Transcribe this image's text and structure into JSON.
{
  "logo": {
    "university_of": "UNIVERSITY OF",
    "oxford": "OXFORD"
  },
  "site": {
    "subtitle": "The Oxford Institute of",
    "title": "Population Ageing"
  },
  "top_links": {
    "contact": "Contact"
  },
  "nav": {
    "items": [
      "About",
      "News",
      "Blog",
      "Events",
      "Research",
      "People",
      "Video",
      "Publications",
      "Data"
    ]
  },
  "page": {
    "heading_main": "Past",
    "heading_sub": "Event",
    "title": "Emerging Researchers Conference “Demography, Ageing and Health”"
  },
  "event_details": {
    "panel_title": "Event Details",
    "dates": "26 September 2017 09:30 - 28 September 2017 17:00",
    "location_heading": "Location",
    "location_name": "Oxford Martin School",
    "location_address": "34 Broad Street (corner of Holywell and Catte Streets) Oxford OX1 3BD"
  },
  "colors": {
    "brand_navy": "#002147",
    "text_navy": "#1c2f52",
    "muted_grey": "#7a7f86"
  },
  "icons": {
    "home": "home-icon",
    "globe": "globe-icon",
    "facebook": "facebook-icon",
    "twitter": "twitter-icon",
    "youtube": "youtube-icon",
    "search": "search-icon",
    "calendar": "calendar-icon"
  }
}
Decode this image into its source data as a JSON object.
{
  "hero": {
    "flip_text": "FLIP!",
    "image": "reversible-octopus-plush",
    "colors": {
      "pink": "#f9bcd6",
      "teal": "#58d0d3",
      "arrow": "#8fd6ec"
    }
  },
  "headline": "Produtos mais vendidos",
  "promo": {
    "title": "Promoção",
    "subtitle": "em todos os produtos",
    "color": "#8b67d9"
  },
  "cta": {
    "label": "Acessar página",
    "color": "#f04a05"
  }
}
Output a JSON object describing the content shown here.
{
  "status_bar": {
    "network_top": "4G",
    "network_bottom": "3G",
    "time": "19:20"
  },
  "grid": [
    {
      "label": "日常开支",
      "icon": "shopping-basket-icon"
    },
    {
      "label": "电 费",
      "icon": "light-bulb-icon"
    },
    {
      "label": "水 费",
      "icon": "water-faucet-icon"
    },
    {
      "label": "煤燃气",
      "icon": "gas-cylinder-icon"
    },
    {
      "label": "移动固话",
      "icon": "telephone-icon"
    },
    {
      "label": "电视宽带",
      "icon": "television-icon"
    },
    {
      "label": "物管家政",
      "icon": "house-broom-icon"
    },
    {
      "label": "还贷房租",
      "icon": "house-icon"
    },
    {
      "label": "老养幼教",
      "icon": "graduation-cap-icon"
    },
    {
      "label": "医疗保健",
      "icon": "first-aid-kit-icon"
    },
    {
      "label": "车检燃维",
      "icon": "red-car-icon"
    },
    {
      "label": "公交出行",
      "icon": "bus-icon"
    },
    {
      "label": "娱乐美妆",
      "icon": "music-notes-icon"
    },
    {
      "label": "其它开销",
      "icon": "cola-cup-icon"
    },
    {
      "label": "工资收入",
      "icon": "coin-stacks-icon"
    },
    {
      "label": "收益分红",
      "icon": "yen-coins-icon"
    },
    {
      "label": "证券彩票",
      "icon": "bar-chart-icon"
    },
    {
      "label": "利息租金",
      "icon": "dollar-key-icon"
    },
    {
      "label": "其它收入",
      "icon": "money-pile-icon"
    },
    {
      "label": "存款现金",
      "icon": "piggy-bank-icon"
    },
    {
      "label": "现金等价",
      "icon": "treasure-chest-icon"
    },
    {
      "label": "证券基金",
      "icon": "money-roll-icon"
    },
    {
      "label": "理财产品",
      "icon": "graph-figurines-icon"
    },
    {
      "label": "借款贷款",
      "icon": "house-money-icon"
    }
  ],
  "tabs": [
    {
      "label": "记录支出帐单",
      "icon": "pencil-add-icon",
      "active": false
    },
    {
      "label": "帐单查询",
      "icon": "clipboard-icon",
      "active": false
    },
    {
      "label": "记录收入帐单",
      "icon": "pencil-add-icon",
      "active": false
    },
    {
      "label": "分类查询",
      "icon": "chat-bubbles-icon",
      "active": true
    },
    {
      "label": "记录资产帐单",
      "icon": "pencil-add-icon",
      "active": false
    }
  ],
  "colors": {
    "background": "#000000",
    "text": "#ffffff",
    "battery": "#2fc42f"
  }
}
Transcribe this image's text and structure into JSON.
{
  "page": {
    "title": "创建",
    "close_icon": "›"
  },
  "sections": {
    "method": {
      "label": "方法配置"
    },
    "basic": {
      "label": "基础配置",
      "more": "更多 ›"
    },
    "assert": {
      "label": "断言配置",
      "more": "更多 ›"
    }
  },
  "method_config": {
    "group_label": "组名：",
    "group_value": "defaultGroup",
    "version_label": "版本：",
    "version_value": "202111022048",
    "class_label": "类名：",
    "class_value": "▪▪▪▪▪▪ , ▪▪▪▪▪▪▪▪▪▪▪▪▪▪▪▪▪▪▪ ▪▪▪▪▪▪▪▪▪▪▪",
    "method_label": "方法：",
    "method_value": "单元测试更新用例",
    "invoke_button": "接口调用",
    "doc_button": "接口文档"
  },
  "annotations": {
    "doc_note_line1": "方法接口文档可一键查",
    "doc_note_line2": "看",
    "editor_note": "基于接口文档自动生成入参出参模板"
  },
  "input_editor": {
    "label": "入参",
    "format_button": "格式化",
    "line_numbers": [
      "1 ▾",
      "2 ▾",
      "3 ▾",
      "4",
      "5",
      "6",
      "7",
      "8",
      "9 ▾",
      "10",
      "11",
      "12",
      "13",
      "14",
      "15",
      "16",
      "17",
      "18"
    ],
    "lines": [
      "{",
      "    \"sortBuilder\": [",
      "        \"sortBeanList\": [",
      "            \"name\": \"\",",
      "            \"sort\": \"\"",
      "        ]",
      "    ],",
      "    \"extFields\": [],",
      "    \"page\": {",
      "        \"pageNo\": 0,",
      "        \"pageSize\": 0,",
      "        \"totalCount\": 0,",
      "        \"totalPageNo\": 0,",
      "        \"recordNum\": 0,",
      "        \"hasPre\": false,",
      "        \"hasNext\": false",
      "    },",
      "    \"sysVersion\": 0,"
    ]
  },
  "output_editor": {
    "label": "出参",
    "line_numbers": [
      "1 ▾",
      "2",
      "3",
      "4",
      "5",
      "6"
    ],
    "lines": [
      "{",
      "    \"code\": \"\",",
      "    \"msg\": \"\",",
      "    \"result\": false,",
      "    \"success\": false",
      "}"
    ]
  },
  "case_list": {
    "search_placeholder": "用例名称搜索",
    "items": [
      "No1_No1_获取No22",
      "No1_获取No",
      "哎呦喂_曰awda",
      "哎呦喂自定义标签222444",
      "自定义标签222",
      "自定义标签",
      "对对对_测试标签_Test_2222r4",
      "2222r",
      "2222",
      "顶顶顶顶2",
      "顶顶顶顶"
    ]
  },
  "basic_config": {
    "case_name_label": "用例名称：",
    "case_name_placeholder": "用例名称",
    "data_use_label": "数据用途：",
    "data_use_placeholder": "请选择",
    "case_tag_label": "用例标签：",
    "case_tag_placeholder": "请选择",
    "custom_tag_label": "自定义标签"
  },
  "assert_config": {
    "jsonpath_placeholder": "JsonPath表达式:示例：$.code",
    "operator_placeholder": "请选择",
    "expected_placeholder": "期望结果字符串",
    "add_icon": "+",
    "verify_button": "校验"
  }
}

==*==

**The task**
Restate the data above word for word, please.

**Task output**
Transcribe this image's text and structure into JSON.
{
  "logo": {
    "university_of": "UNIVERSITY OF",
    "oxford": "OXFORD"
  },
  "site": {
    "subtitle": "The Oxford Institute of",
    "title": "Population Ageing"
  },
  "top_links": {
    "contact": "Contact"
  },
  "nav": {
    "items": [
      "About",
      "News",
      "Blog",
      "Events",
      "Research",
      "People",
      "Video",
      "Publications",
      "Data"
    ]
  },
  "page": {
    "heading_main": "Past",
    "heading_sub": "Event",
    "title": "Emerging Researchers Conference “Demography, Ageing and Health”"
  },
  "event_details": {
    "panel_title": "Event Details",
    "dates": "26 September 2017 09:30 - 28 September 2017 17:00",
    "location_heading": "Location",
    "location_name": "Oxford Martin School",
    "location_address": "34 Broad Street (corner of Holywell and Catte Streets) Oxford OX1 3BD"
  },
  "colors": {
    "brand_navy": "#002147",
    "text_navy": "#1c2f52",
    "muted_grey": "#7a7f86"
  },
  "icons": {
    "home": "home-icon",
    "globe": "globe-icon",
    "facebook": "facebook-icon",
    "twitter": "twitter-icon",
    "youtube": "youtube-icon",
    "search": "search-icon",
    "calendar": "calendar-icon"
  }
}
Decode this image into its source data as a JSON object.
{
  "hero": {
    "flip_text": "FLIP!",
    "image": "reversible-octopus-plush",
    "colors": {
      "pink": "#f9bcd6",
      "teal": "#58d0d3",
      "arrow": "#8fd6ec"
    }
  },
  "headline": "Produtos mais vendidos",
  "promo": {
    "title": "Promoção",
    "subtitle": "em todos os produtos",
    "color": "#8b67d9"
  },
  "cta": {
    "label": "Acessar página",
    "color": "#f04a05"
  }
}
Output a JSON object describing the content shown here.
{
  "status_bar": {
    "network_top": "4G",
    "network_bottom": "3G",
    "time": "19:20"
  },
  "grid": [
    {
      "label": "日常开支",
      "icon": "shopping-basket-icon"
    },
    {
      "label": "电 费",
      "icon": "light-bulb-icon"
    },
    {
      "label": "水 费",
      "icon": "water-faucet-icon"
    },
    {
      "label": "煤燃气",
      "icon": "gas-cylinder-icon"
    },
    {
      "label": "移动固话",
      "icon": "telephone-icon"
    },
    {
      "label": "电视宽带",
      "icon": "television-icon"
    },
    {
      "label": "物管家政",
      "icon": "house-broom-icon"
    },
    {
      "label": "还贷房租",
      "icon": "house-icon"
    },
    {
      "label": "老养幼教",
      "icon": "graduation-cap-icon"
    },
    {
      "label": "医疗保健",
      "icon": "first-aid-kit-icon"
    },
    {
      "label": "车检燃维",
      "icon": "red-car-icon"
    },
    {
      "label": "公交出行",
      "icon": "bus-icon"
    },
    {
      "label": "娱乐美妆",
      "icon": "music-notes-icon"
    },
    {
      "label": "其它开销",
      "icon": "cola-cup-icon"
    },
    {
      "label": "工资收入",
      "icon": "coin-stacks-icon"
    },
    {
      "label": "收益分红",
      "icon": "yen-coins-icon"
    },
    {
      "label": "证券彩票",
      "icon": "bar-chart-icon"
    },
    {
      "label": "利息租金",
      "icon": "dollar-key-icon"
    },
    {
      "label": "其它收入",
      "icon": "money-pile-icon"
    },
    {
      "label": "存款现金",
      "icon": "piggy-bank-icon"
    },
    {
      "label": "现金等价",
      "icon": "treasure-chest-icon"
    },
    {
      "label": "证券基金",
      "icon": "money-roll-icon"
    },
    {
      "label": "理财产品",
      "icon": "graph-figurines-icon"
    },
    {
      "label": "借款贷款",
      "icon": "house-money-icon"
    }
  ],
  "tabs": [
    {
      "label": "记录支出帐单",
      "icon": "pencil-add-icon",
      "active": false
    },
    {
      "label": "帐单查询",
      "icon": "clipboard-icon",
      "active": false
    },
    {
      "label": "记录收入帐单",
      "icon": "pencil-add-icon",
      "active": false
    },
    {
      "label": "分类查询",
      "icon": "chat-bubbles-icon",
      "active": true
    },
    {
      "label": "记录资产帐单",
      "icon": "pencil-add-icon",
      "active": false
    }
  ],
  "colors": {
    "background": "#000000",
    "text": "#ffffff",
    "battery": "#2fc42f"
  }
}
Transcribe this image's text and structure into JSON.
{
  "page": {
    "title": "创建",
    "close_icon": "›"
  },
  "sections": {
    "method": {
      "label": "方法配置"
    },
    "basic": {
      "label": "基础配置",
      "more": "更多 ›"
    },
    "assert": {
      "label": "断言配置",
      "more": "更多 ›"
    }
  },
  "method_config": {
    "group_label": "组名：",
    "group_value": "defaultGroup",
    "version_label": "版本：",
    "version_value": "202111022048",
    "class_label": "类名：",
    "class_value": "▪▪▪▪▪▪ , ▪▪▪▪▪▪▪▪▪▪▪▪▪▪▪▪▪▪▪ ▪▪▪▪▪▪▪▪▪▪▪",
    "method_label": "方法：",
    "method_value": "单元测试更新用例",
    "invoke_button": "接口调用",
    "doc_button": "接口文档"
  },
  "annotations": {
    "doc_note_line1": "方法接口文档可一键查",
    "doc_note_line2": "看",
    "editor_note": "基于接口文档自动生成入参出参模板"
  },
  "input_editor": {
    "label": "入参",
    "format_button": "格式化",
    "line_numbers": [
      "1 ▾",
      "2 ▾",
      "3 ▾",
      "4",
      "5",
      "6",
      "7",
      "8",
      "9 ▾",
      "10",
      "11",
      "12",
      "13",
      "14",
      "15",
      "16",
      "17",
      "18"
    ],
    "lines": [
      "{",
      "    \"sortBuilder\": [",
      "        \"sortBeanList\": [",
      "            \"name\": \"\",",
      "            \"sort\": \"\"",
      "        ]",
      "    ],",
      "    \"extFields\": [],",
      "    \"page\": {",
      "        \"pageNo\": 0,",
      "        \"pageSize\": 0,",
      "        \"totalCount\": 0,",
      "        \"totalPageNo\": 0,",
      "        \"recordNum\": 0,",
      "        \"hasPre\": false,",
      "        \"hasNext\": false",
      "    },",
      "    \"sysVersion\": 0,"
    ]
  },
  "output_editor": {
    "label": "出参",
    "line_numbers": [
      "1 ▾",
      "2",
      "3",
      "4",
      "5",
      "6"
    ],
    "lines": [
      "{",
      "    \"code\": \"\",",
      "    \"msg\": \"\",",
      "    \"result\": false,",
      "    \"success\": false",
      "}"
    ]
  },
  "case_list": {
    "search_placeholder": "用例名称搜索",
    "items": [
      "No1_No1_获取No22",
      "No1_获取No",
      "哎呦喂_曰awda",
      "哎呦喂自定义标签222444",
      "自定义标签222",
      "自定义标签",
      "对对对_测试标签_Test_2222r4",
      "2222r",
      "2222",
      "顶顶顶顶2",
      "顶顶顶顶"
    ]
  },
  "basic_config": {
    "case_name_label": "用例名称：",
    "case_name_placeholder": "用例名称",
    "data_use_label": "数据用途：",
    "data_use_placeholder": "请选择",
    "case_tag_label": "用例标签：",
    "case_tag_placeholder": "请选择",
    "custom_tag_label": "自定义标签"
  },
  "assert_config": {
    "jsonpath_placeholder": "JsonPath表达式:示例：$.code",
    "operator_placeholder": "请选择",
    "expected_placeholder": "期望结果字符串",
    "add_icon": "+",
    "verify_button": "校验"
  }
}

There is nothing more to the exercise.